[What this task involves] Would you output the whole listing below, exactly as it reads?

Items from a data source:
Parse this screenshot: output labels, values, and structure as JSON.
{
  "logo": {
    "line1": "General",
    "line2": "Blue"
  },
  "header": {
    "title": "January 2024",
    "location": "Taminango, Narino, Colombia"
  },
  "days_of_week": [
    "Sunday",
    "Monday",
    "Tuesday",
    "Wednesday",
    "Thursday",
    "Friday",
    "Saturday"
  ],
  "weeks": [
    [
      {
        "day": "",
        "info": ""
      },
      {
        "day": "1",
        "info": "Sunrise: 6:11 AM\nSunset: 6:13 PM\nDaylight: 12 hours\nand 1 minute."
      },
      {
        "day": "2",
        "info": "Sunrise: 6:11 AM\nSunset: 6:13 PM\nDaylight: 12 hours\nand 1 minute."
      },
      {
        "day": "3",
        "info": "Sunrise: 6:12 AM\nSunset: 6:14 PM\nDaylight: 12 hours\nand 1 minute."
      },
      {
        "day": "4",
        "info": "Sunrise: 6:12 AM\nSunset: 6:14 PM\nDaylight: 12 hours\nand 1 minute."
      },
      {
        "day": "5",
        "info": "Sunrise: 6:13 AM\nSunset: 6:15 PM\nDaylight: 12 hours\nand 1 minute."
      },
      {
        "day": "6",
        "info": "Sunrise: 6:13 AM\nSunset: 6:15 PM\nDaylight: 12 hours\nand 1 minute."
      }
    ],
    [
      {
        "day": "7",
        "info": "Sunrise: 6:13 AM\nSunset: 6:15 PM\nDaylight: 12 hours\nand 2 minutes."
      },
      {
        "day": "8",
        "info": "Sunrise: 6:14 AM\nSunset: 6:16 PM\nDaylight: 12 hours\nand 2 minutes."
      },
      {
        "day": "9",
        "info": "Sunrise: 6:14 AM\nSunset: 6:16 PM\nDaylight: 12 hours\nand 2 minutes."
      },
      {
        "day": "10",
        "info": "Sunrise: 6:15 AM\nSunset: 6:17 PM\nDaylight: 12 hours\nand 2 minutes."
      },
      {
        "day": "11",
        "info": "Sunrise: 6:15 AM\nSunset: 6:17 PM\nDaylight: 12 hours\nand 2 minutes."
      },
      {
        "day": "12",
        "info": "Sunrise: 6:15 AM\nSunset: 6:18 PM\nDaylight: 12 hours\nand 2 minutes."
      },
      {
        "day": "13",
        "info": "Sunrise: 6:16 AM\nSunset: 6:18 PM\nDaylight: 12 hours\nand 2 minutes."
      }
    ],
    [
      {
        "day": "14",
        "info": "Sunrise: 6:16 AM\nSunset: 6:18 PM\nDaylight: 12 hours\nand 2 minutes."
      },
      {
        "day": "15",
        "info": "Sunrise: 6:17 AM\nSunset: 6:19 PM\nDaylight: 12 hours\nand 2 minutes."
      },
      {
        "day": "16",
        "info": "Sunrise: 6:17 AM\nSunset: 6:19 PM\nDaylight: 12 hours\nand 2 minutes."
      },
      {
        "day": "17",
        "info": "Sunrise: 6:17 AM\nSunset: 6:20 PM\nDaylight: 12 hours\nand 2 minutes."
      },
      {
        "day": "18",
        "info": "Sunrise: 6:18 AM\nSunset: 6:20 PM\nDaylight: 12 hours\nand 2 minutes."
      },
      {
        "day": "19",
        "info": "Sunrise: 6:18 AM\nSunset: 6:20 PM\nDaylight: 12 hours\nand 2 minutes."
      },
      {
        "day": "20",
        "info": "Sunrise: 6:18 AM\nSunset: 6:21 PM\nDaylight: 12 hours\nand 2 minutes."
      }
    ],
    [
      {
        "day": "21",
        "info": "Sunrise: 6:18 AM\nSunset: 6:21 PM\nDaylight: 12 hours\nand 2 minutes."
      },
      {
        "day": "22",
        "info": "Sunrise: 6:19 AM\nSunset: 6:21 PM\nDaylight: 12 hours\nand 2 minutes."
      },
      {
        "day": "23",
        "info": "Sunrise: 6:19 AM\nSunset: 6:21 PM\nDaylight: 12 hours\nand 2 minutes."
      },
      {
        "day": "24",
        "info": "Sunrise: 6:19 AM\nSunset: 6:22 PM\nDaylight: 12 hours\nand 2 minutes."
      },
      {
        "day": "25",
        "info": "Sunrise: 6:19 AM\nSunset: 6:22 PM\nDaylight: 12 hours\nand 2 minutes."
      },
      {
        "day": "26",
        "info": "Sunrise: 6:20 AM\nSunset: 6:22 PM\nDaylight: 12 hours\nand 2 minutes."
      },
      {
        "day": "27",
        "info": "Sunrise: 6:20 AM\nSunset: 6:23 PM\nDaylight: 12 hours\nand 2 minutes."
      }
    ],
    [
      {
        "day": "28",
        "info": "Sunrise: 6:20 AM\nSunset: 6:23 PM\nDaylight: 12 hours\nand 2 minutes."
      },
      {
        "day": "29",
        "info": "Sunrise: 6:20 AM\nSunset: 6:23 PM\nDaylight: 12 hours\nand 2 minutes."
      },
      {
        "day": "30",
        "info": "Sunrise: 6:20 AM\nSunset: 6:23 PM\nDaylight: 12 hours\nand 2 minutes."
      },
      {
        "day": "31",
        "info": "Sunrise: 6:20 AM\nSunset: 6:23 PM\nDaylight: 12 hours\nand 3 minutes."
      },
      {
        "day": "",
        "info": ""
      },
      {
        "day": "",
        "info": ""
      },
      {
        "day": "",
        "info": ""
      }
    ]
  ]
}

[Result of the task]
Parse this screenshot: output labels, values, and structure as JSON.
{
  "logo": {
    "line1": "General",
    "line2": "Blue"
  },
  "header": {
    "title": "January 2024",
    "location": "Taminango, Narino, Colombia"
  },
  "days_of_week": [
    "Sunday",
    "Monday",
    "Tuesday",
    "Wednesday",
    "Thursday",
    "Friday",
    "Saturday"
  ],
  "weeks": [
    [
      {
        "day": "",
        "info": ""
      },
      {
        "day": "1",
        "info": "Sunrise: 6:11 AM\nSunset: 6:13 PM\nDaylight: 12 hours\nand 1 minute."
      },
      {
        "day": "2",
        "info": "Sunrise: 6:11 AM\nSunset: 6:13 PM\nDaylight: 12 hours\nand 1 minute."
      },
      {
        "day": "3",
        "info": "Sunrise: 6:12 AM\nSunset: 6:14 PM\nDaylight: 12 hours\nand 1 minute."
      },
      {
        "day": "4",
        "info": "Sunrise: 6:12 AM\nSunset: 6:14 PM\nDaylight: 12 hours\nand 1 minute."
      },
      {
        "day": "5",
        "info": "Sunrise: 6:13 AM\nSunset: 6:15 PM\nDaylight: 12 hours\nand 1 minute."
      },
      {
        "day": "6",
        "info": "Sunrise: 6:13 AM\nSunset: 6:15 PM\nDaylight: 12 hours\nand 1 minute."
      }
    ],
    [
      {
        "day": "7",
        "info": "Sunrise: 6:13 AM\nSunset: 6:15 PM\nDaylight: 12 hours\nand 2 minutes."
      },
      {
        "day": "8",
        "info": "Sunrise: 6:14 AM\nSunset: 6:16 PM\nDaylight: 12 hours\nand 2 minutes."
      },
      {
        "day": "9",
        "info": "Sunrise: 6:14 AM\nSunset: 6:16 PM\nDaylight: 12 hours\nand 2 minutes."
      },
      {
        "day": "10",
        "info": "Sunrise: 6:15 AM\nSunset: 6:17 PM\nDaylight: 12 hours\nand 2 minutes."
      },
      {
        "day": "11",
        "info": "Sunrise: 6:15 AM\nSunset: 6:17 PM\nDaylight: 12 hours\nand 2 minutes."
      },
      {
        "day": "12",
        "info": "Sunrise: 6:15 AM\nSunset: 6:18 PM\nDaylight: 12 hours\nand 2 minutes."
      },
      {
        "day": "13",
        "info": "Sunrise: 6:16 AM\nSunset: 6:18 PM\nDaylight: 12 hours\nand 2 minutes."
      }
    ],
    [
      {
        "day": "14",
        "info": "Sunrise: 6:16 AM\nSunset: 6:18 PM\nDaylight: 12 hours\nand 2 minutes."
      },
      {
        "day": "15",
        "info": "Sunrise: 6:17 AM\nSunset: 6:19 PM\nDaylight: 12 hours\nand 2 minutes."
      },
      {
        "day": "16",
        "info": "Sunrise: 6:17 AM\nSunset: 6:19 PM\nDaylight: 12 hours\nand 2 minutes."
      },
      {
        "day": "17",
        "info": "Sunrise: 6:17 AM\nSunset: 6:20 PM\nDaylight: 12 hours\nand 2 minutes."
      },
      {
        "day": "18",
        "info": "Sunrise: 6:18 AM\nSunset: 6:20 PM\nDaylight: 12 hours\nand 2 minutes."
      },
      {
        "day": "19",
        "info": "Sunrise: 6:18 AM\nSunset: 6:20 PM\nDaylight: 12 hours\nand 2 minutes."
      },
      {
        "day": "20",
        "info": "Sunrise: 6:18 AM\nSunset: 6:21 PM\nDaylight: 12 hours\nand 2 minutes."
      }
    ],
    [
      {
        "day": "21",
        "info": "Sunrise: 6:18 AM\nSunset: 6:21 PM\nDaylight: 12 hours\nand 2 minutes."
      },
      {
        "day": "22",
        "info": "Sunrise: 6:19 AM\nSunset: 6:21 PM\nDaylight: 12 hours\nand 2 minutes."
      },
      {
        "day": "23",
        "info": "Sunrise: 6:19 AM\nSunset: 6:21 PM\nDaylight: 12 hours\nand 2 minutes."
      },
      {
        "day": "24",
        "info": "Sunrise: 6:19 AM\nSunset: 6:22 PM\nDaylight: 12 hours\nand 2 minutes."
      },
      {
        "day": "25",
        "info": "Sunrise: 6:19 AM\nSunset: 6:22 PM\nDaylight: 12 hours\nand 2 minutes."
      },
      {
        "day": "26",
        "info": "Sunrise: 6:20 AM\nSunset: 6:22 PM\nDaylight: 12 hours\nand 2 minutes."
      },
      {
        "day": "27",
        "info": "Sunrise: 6:20 AM\nSunset: 6:23 PM\nDaylight: 12 hours\nand 2 minutes."
      }
    ],
    [
      {
        "day": "28",
        "info": "Sunrise: 6:20 AM\nSunset: 6:23 PM\nDaylight: 12 hours\nand 2 minutes."
      },
      {
        "day": "29",
        "info": "Sunrise: 6:20 AM\nSunset: 6:23 PM\nDaylight: 12 hours\nand 2 minutes."
      },
      {
        "day": "30",
        "info": "Sunrise: 6:20 AM\nSunset: 6:23 PM\nDaylight: 12 hours\nand 2 minutes."
      },
      {
        "day": "31",
        "info": "Sunrise: 6:20 AM\nSunset: 6:23 PM\nDaylight: 12 hours\nand 3 minutes."
      },
      {
        "day": "",
        "info": ""
      },
      {
        "day": "",
        "info": ""
      },
      {
        "day": "",
        "info": ""
      }
    ]
  ]
}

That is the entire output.